**** Material provided

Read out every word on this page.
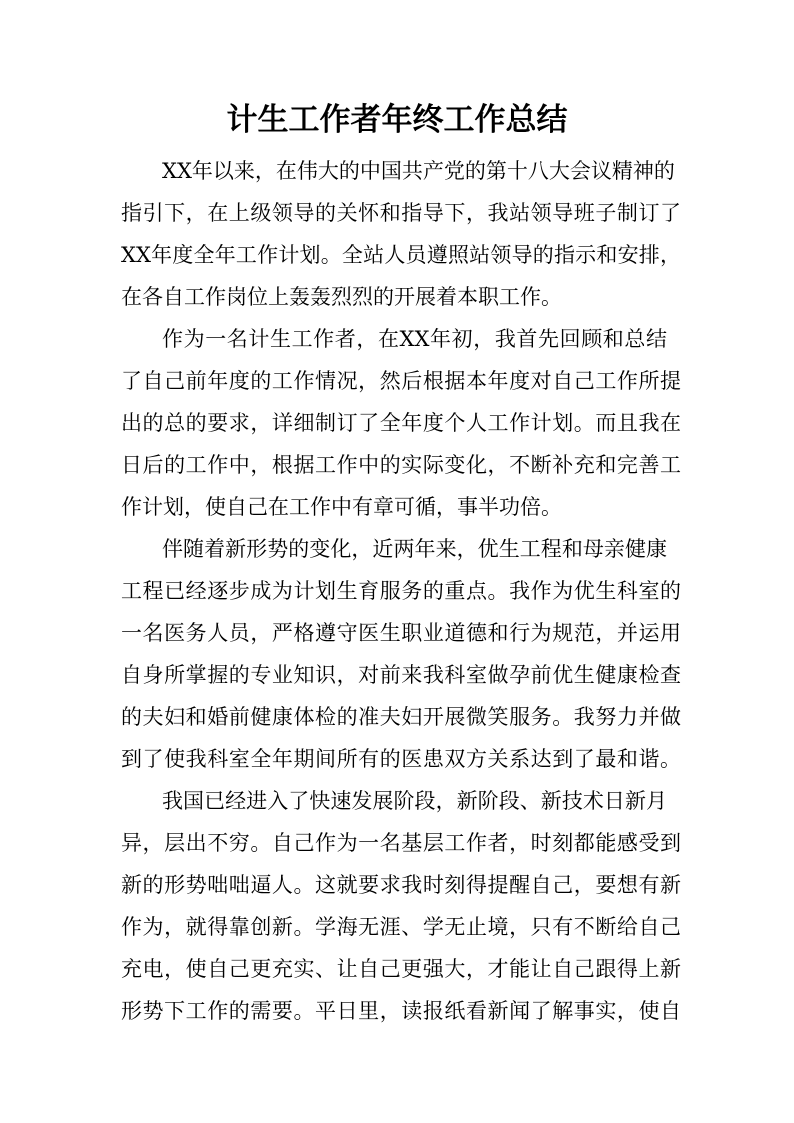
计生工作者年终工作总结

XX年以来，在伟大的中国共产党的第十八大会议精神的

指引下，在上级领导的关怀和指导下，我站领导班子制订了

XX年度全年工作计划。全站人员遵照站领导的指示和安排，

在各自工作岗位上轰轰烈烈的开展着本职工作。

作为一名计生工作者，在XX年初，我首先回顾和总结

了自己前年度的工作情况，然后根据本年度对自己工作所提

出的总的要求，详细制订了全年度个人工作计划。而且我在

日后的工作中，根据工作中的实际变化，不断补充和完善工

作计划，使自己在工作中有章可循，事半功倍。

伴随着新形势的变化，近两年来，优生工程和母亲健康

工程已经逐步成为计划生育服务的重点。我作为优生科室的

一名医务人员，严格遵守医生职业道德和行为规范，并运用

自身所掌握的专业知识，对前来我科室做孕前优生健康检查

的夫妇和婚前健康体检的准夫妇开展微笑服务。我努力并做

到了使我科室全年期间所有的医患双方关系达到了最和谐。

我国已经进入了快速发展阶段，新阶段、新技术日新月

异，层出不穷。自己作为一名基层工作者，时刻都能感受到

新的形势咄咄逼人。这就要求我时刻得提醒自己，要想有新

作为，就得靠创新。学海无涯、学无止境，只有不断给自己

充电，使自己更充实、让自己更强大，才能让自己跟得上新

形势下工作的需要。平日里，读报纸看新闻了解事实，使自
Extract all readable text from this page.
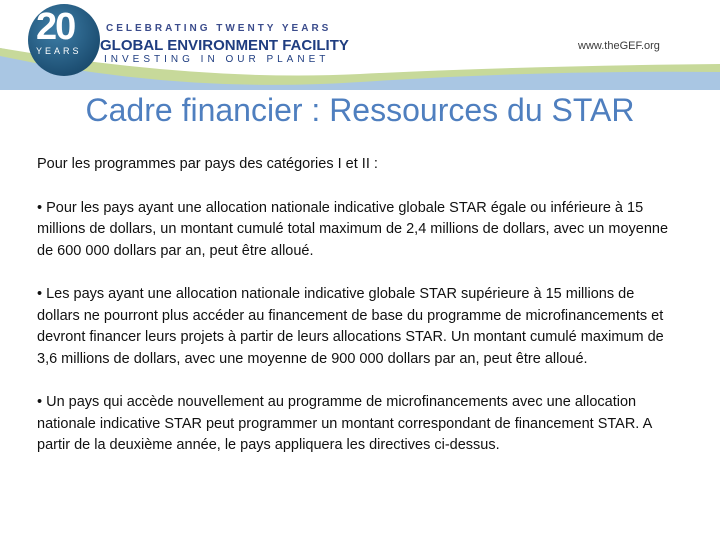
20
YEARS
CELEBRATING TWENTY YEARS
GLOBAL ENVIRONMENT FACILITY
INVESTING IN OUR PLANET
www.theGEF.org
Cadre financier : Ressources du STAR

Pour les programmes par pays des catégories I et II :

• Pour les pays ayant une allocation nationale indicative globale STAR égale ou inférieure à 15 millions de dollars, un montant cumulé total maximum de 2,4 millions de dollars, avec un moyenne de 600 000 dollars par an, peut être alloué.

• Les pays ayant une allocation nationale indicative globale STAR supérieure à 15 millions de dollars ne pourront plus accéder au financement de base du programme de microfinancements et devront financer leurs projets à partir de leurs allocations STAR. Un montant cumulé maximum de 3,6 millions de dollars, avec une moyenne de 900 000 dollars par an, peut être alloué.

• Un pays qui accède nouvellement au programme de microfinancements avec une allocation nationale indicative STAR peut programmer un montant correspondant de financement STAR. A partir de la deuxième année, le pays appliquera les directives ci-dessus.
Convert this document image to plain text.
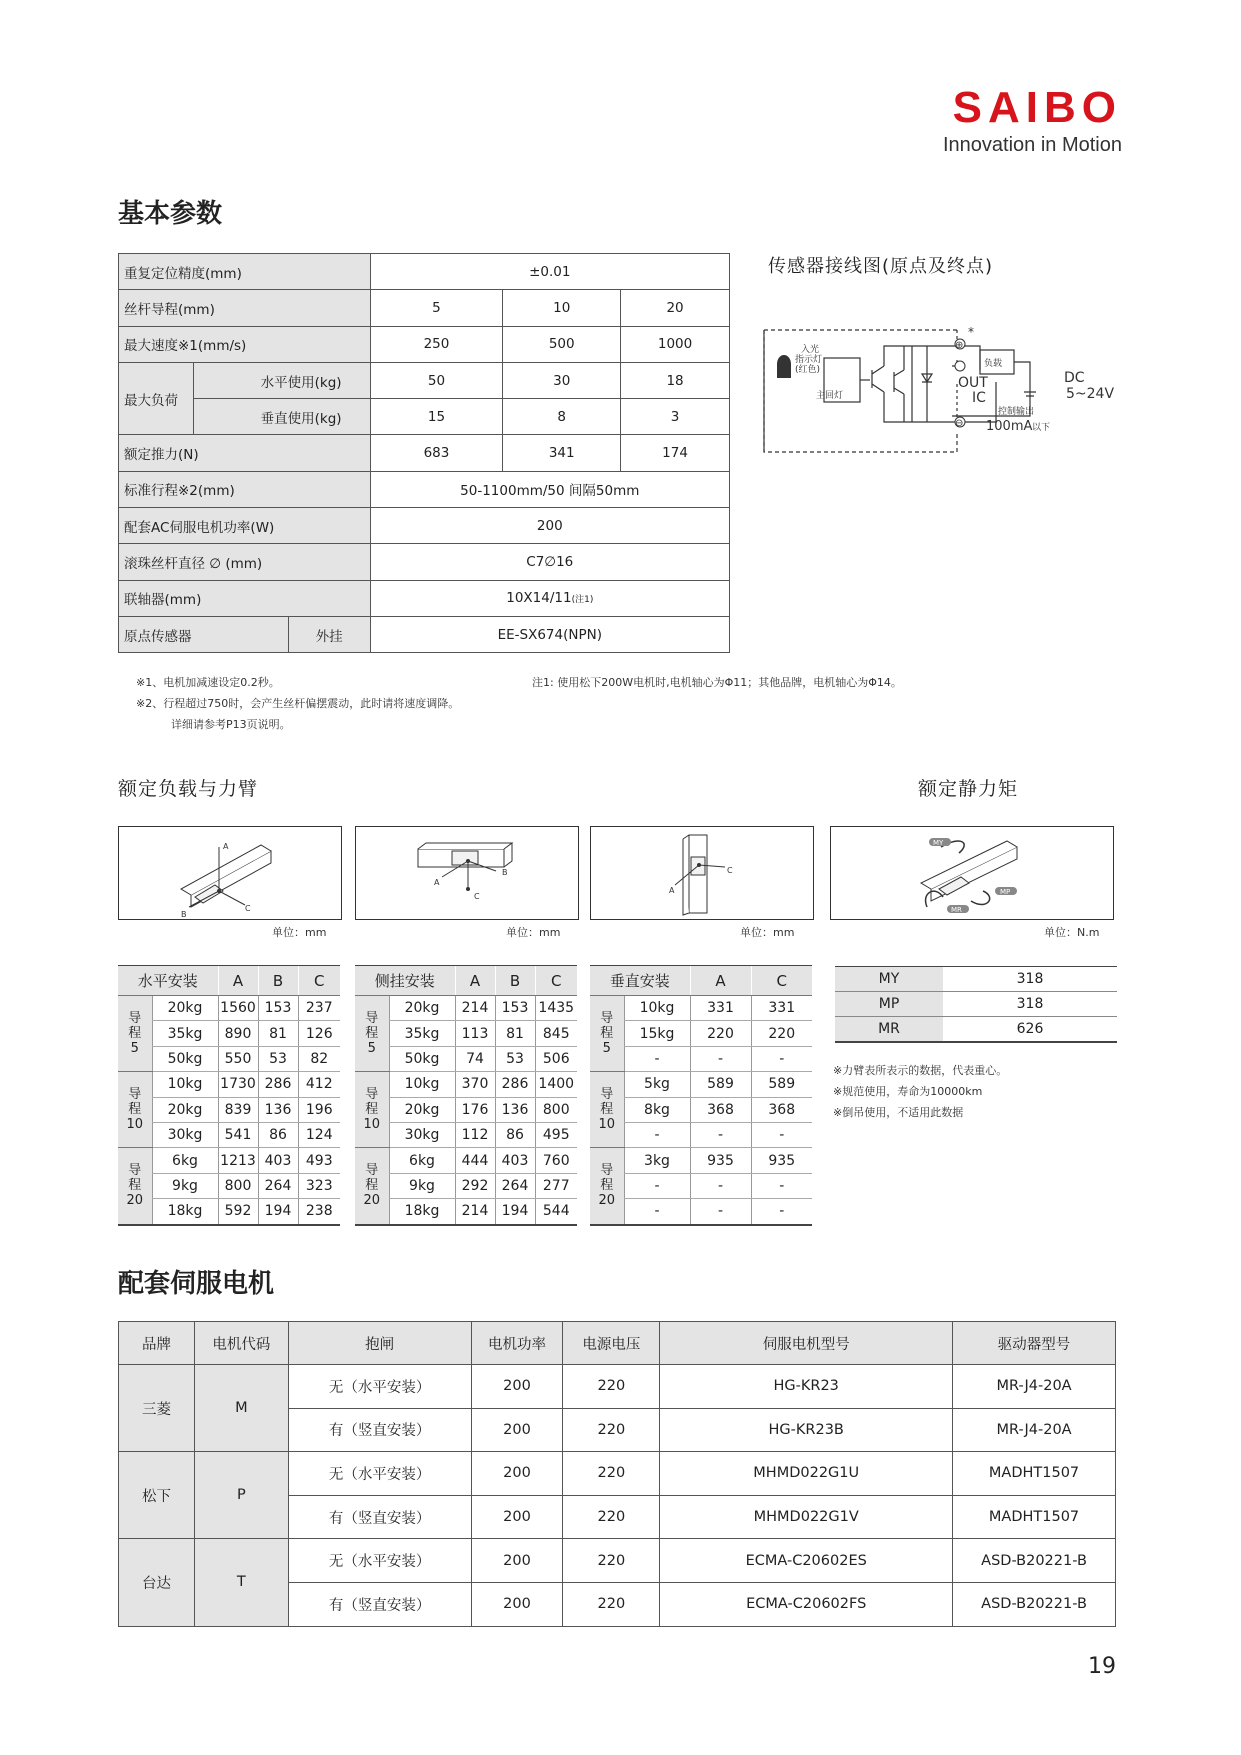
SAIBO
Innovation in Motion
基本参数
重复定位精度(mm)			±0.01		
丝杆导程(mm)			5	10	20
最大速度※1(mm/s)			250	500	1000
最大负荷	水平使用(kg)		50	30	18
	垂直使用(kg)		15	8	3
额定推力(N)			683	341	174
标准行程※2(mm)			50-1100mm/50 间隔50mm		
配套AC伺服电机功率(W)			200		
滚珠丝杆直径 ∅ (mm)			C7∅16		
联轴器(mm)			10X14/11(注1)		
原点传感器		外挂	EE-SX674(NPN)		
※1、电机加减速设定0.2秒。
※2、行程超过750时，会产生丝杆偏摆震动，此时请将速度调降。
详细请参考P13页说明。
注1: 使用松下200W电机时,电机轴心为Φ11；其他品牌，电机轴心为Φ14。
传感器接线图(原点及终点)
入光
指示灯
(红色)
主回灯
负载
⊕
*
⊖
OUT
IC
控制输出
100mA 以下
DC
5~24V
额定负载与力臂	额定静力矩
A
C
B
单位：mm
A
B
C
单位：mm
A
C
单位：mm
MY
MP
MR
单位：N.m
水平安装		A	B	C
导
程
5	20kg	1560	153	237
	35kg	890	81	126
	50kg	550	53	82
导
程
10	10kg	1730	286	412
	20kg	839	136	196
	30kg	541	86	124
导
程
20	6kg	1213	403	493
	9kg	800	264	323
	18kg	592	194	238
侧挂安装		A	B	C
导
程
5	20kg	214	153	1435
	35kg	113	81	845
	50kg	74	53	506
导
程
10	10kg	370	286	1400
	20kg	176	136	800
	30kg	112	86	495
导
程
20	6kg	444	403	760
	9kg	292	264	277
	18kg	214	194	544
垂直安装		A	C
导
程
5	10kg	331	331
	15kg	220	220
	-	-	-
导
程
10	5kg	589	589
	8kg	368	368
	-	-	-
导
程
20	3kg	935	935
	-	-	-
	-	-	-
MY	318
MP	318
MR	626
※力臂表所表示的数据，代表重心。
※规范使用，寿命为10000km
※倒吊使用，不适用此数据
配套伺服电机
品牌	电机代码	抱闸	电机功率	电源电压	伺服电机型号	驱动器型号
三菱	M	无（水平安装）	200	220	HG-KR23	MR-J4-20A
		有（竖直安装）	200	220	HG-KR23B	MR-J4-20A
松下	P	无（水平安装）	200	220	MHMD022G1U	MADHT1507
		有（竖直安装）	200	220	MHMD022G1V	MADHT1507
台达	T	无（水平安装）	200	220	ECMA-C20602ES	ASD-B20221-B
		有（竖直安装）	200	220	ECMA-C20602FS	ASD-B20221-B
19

********

→ Stated problem: Of the lines above, how many include the word "text"? Reply with the number alone.

→ Response to the exercise: 2